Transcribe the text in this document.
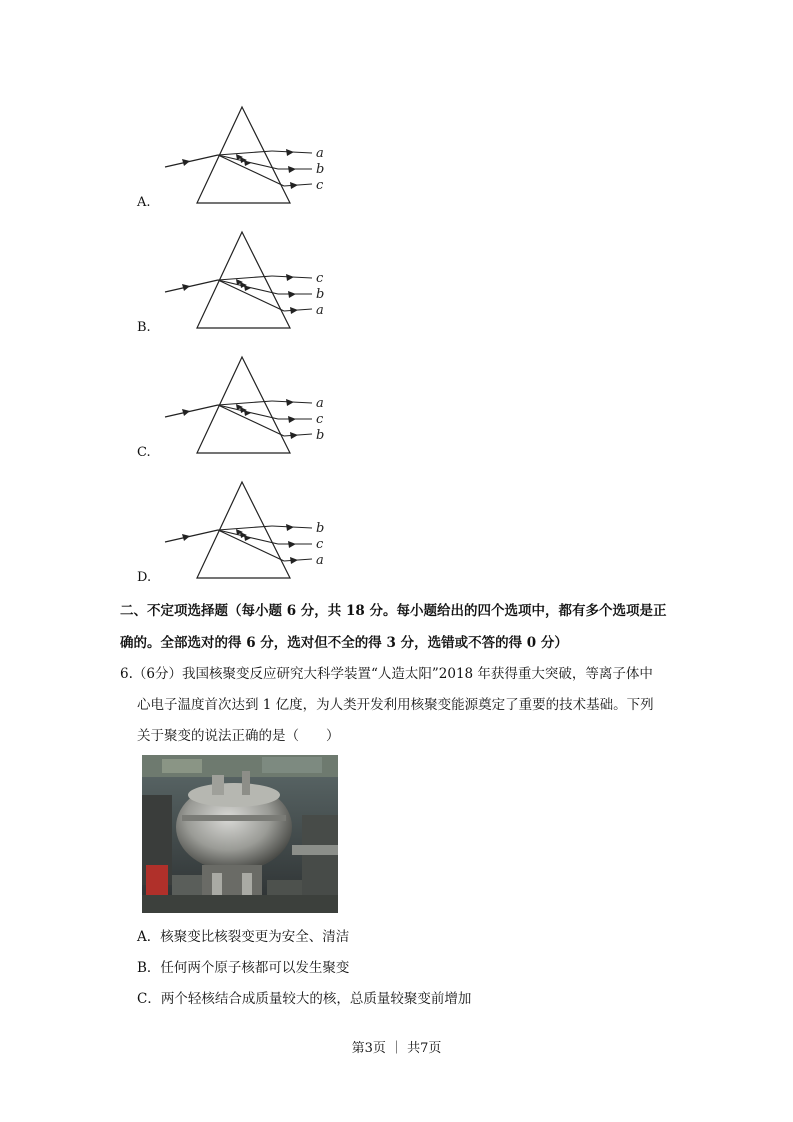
A.
a
b
c
B.
c
b
a
C.
a
c
b
D.
b
c
a
二、不定项选择题（每小题 6 分，共 18 分。每小题给出的四个选项中，都有多个选项是正
确的。全部选对的得 6 分，选对但不全的得 3 分，选错或不答的得 0 分）
6.（6分）我国核聚变反应研究大科学装置“人造太阳”2018 年获得重大突破，等离子体中
心电子温度首次达到 1 亿度，为人类开发利用核聚变能源奠定了重要的技术基础。下列
关于聚变的说法正确的是（　　）
A．核聚变比核裂变更为安全、清洁
B．任何两个原子核都可以发生聚变
C．两个轻核结合成质量较大的核，总质量较聚变前增加
第3页 ｜ 共7页
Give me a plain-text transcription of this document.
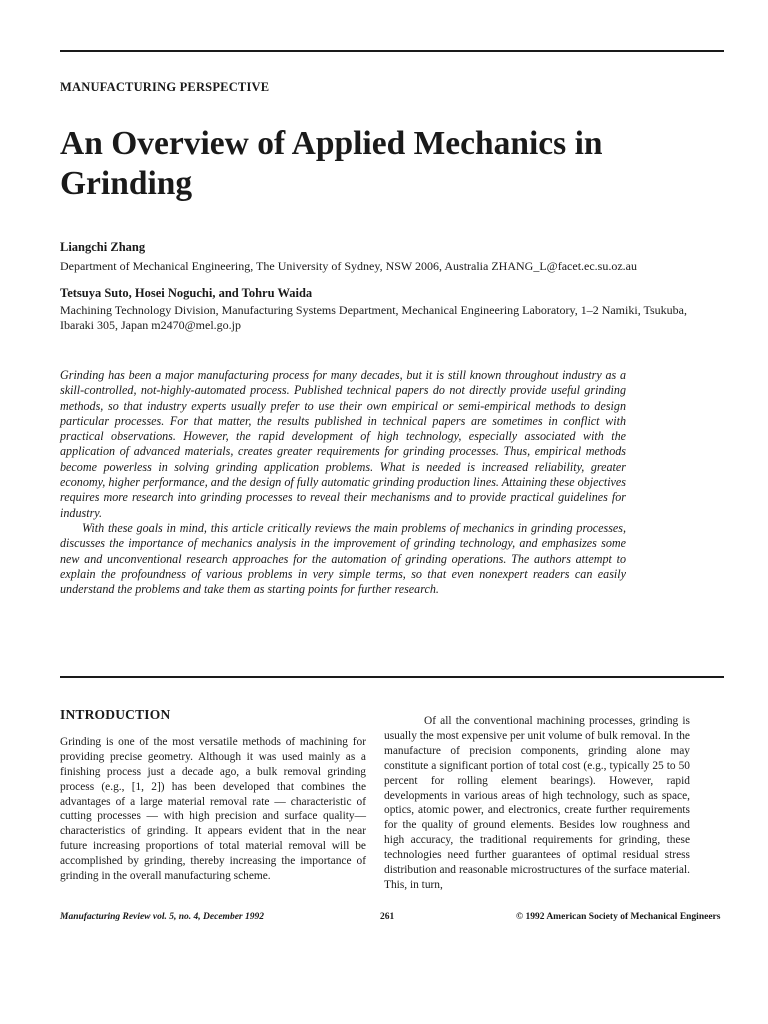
MANUFACTURING PERSPECTIVE
An Overview of Applied Mechanics in Grinding
Liangchi Zhang
Department of Mechanical Engineering, The University of Sydney, NSW 2006, Australia ZHANG_L@facet.ec.su.oz.au
Tetsuya Suto, Hosei Noguchi, and Tohru Waida
Machining Technology Division, Manufacturing Systems Department, Mechanical Engineering Laboratory, 1–2 Namiki, Tsukuba, Ibaraki 305, Japan m2470@mel.go.jp

Grinding has been a major manufacturing process for many decades, but it is still known throughout industry as a skill-controlled, not-highly-automated process. Published technical papers do not directly provide useful grinding methods, so that industry experts usually prefer to use their own empirical or semi-empirical methods to design particular processes. For that matter, the results published in technical papers are sometimes in conflict with practical observations. However, the rapid development of high technology, especially associated with the application of advanced materials, creates greater requirements for grinding processes. Thus, empirical methods become powerless in solving grinding application problems. What is needed is increased reliability, greater economy, higher performance, and the design of fully automatic grinding production lines. Attaining these objectives requires more research into grinding processes to reveal their mechanisms and to provide practical guidelines for industry.

With these goals in mind, this article critically reviews the main problems of mechanics in grinding processes, discusses the importance of mechanics analysis in the improvement of grinding technology, and emphasizes some new and unconventional research approaches for the automation of grinding operations. The authors attempt to explain the profoundness of various problems in very simple terms, so that even nonexpert readers can easily understand the problems and take them as starting points for further research.

INTRODUCTION

Grinding is one of the most versatile methods of machining for providing precise geometry. Although it was used mainly as a finishing process just a decade ago, a bulk removal grinding process (e.g., [1, 2]) has been developed that combines the advantages of a large material removal rate — characteristic of cutting processes — with high precision and surface quality—characteristics of grinding. It appears evident that in the near future increasing proportions of total material removal will be accomplished by grinding, thereby increasing the importance of grinding in the overall manufacturing scheme.

Of all the conventional machining processes, grinding is usually the most expensive per unit volume of bulk removal. In the manufacture of precision components, grinding alone may constitute a significant portion of total cost (e.g., typically 25 to 50 percent for rolling element bearings). However, rapid developments in various areas of high technology, such as space, optics, atomic power, and electronics, create further requirements for the quality of ground elements. Besides low roughness and high accuracy, the traditional requirements for grinding, these technologies need further guarantees of optimal residual stress distribution and reasonable microstructures of the surface material. This, in turn,

Manufacturing Review vol. 5, no. 4, December 1992	261	© 1992 American Society of Mechanical Engineers
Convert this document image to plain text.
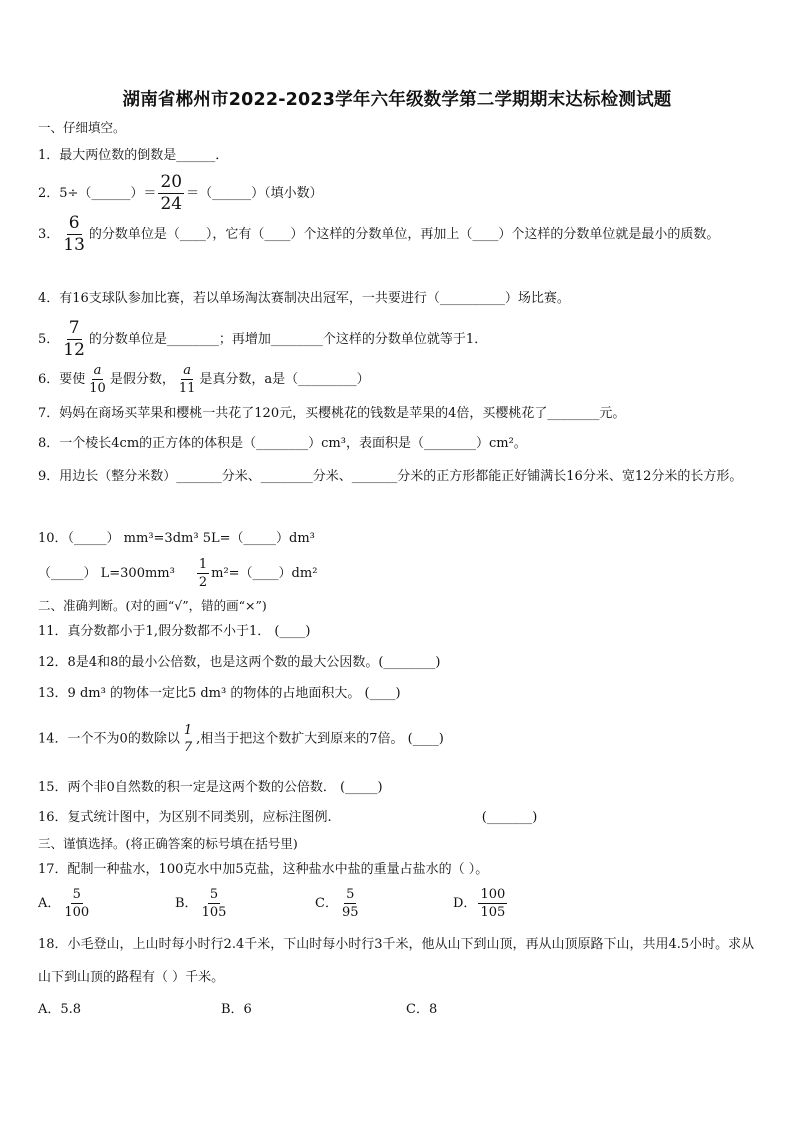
湖南省郴州市2022-2023学年六年级数学第二学期期末达标检测试题
一、仔细填空。
1．最大两位数的倒数是______．
2．5÷（______）＝ $\frac{20}{24}$ ＝（______）（填小数）
3． $\frac{6}{13}$ 的分数单位是（____），它有（____）个这样的分数单位，再加上（____）个这样的分数单位就是最小的质数。
4．有16支球队参加比赛，若以单场淘汰赛制决出冠军，一共要进行（__________）场比赛。
5． $\frac{7}{12}$ 的分数单位是________；再增加________个这样的分数单位就等于1．
6．要使 $\frac{a}{10}$ 是假分数， $\frac{a}{11}$ 是真分数，a是（_________）
7．妈妈在商场买苹果和樱桃一共花了120元，买樱桃花的钱数是苹果的4倍，买樱桃花了________元。
8．一个棱长4cm的正方体的体积是（________）cm³，表面积是（________）cm²。
9．用边长（整分米数）_______分米、________分米、_______分米的正方形都能正好铺满长16分米、宽12分米的长方形。
10．（_____） mm³=3dm³ 5L=（_____）dm³
（_____） $L=300mm^3 \frac{1}{2}$ m²=（____）dm²
二、准确判断。(对的画“√”，错的画“×”)
11．真分数都小于1,假分数都不小于1． (____)
12．8是4和8的最小公倍数，也是这两个数的最大公因数。(________)
13．9 dm³ 的物体一定比5 dm³ 的物体的占地面积大。 (____)
14．一个不为0的数除以
1
7
,相当于把这个数扩大到原来的7倍。 (____)
15．两个非0自然数的积一定是这两个数的公倍数． (_____)
16．复式统计图中，为区别不同类别，应标注图例.	(_______)
三、谨慎选择。(将正确答案的标号填在括号里)
17．配制一种盐水，100克水中加5克盐，这种盐水中盐的重量占盐水的（ ）。
A． $\frac{5}{100}$	B． $\frac{5}{105}$	C． $\frac{5}{95}$	D． $\frac{100}{105}$
18．小毛登山，上山时每小时行2.4千米，下山时每小时行3千米，他从山下到山顶，再从山顶原路下山，共用4.5小时。求从山下到山顶的路程有（ ）千米。
A．5.8	B．6	C．8
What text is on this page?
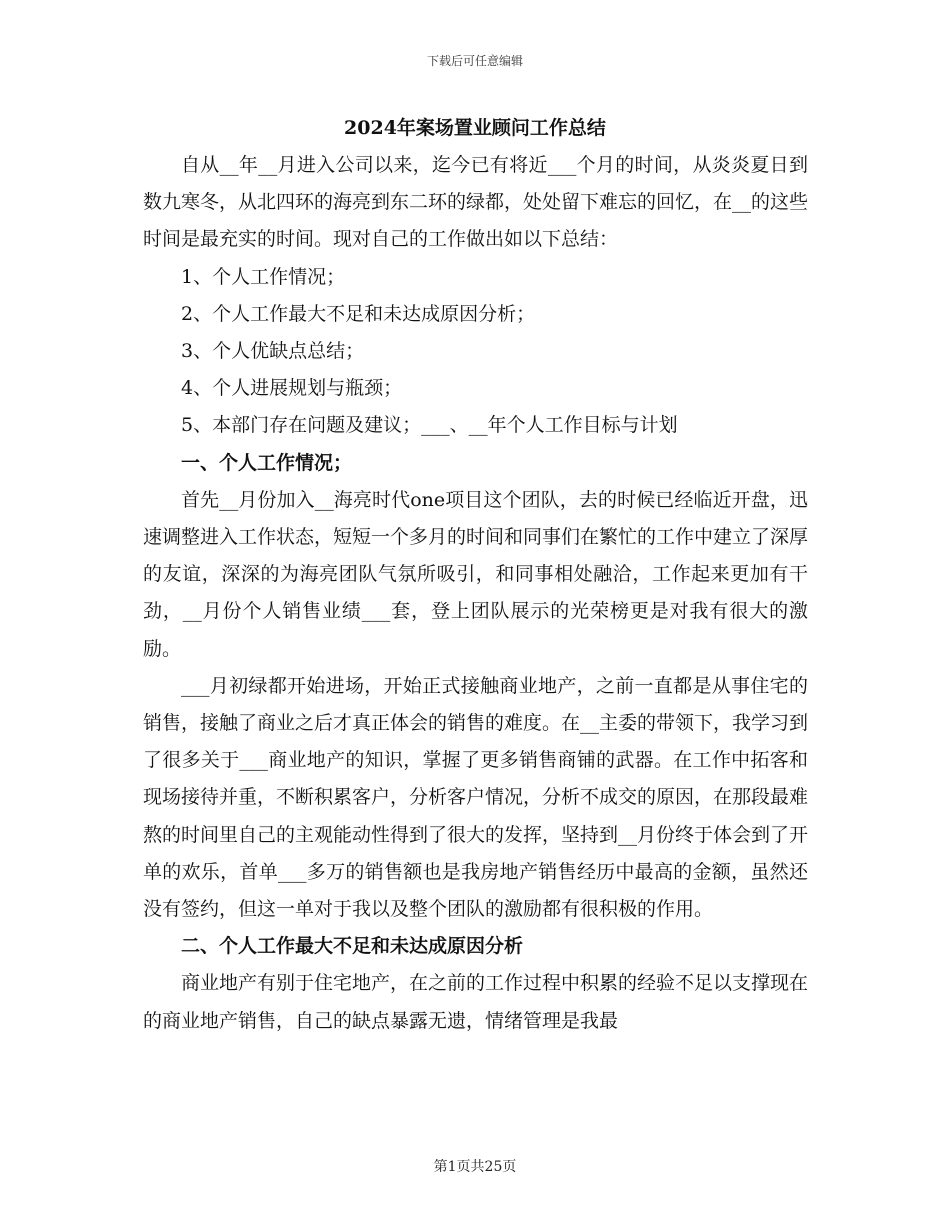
下载后可任意编辑
2024年案场置业顾问工作总结

自从__年__月进入公司以来，迄今已有将近___个月的时间，从炎炎夏日到数九寒冬，从北四环的海亮到东二环的绿都，处处留下难忘的回忆，在__的这些时间是最充实的时间。现对自己的工作做出如以下总结：

1、个人工作情况；

2、个人工作最大不足和未达成原因分析；

3、个人优缺点总结；

4、个人进展规划与瓶颈；

5、本部门存在问题及建议；___、__年个人工作目标与计划

一、个人工作情况；

首先__月份加入__海亮时代one项目这个团队，去的时候已经临近开盘，迅速调整进入工作状态，短短一个多月的时间和同事们在繁忙的工作中建立了深厚的友谊，深深的为海亮团队气氛所吸引，和同事相处融洽，工作起来更加有干劲，__月份个人销售业绩___套，登上团队展示的光荣榜更是对我有很大的激励。

___月初绿都开始进场，开始正式接触商业地产，之前一直都是从事住宅的销售，接触了商业之后才真正体会的销售的难度。在__主委的带领下，我学习到了很多关于___商业地产的知识，掌握了更多销售商铺的武器。在工作中拓客和现场接待并重，不断积累客户，分析客户情况，分析不成交的原因，在那段最难熬的时间里自己的主观能动性得到了很大的发挥，坚持到__月份终于体会到了开单的欢乐，首单___多万的销售额也是我房地产销售经历中最高的金额，虽然还没有签约，但这一单对于我以及整个团队的激励都有很积极的作用。

二、个人工作最大不足和未达成原因分析

商业地产有别于住宅地产，在之前的工作过程中积累的经验不足以支撑现在的商业地产销售，自己的缺点暴露无遗，情绪管理是我最

第1页共25页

################

→ Stated problem: Count the lines in the entries that hold the word "What", and give nothing but the total.

→ Task output: 2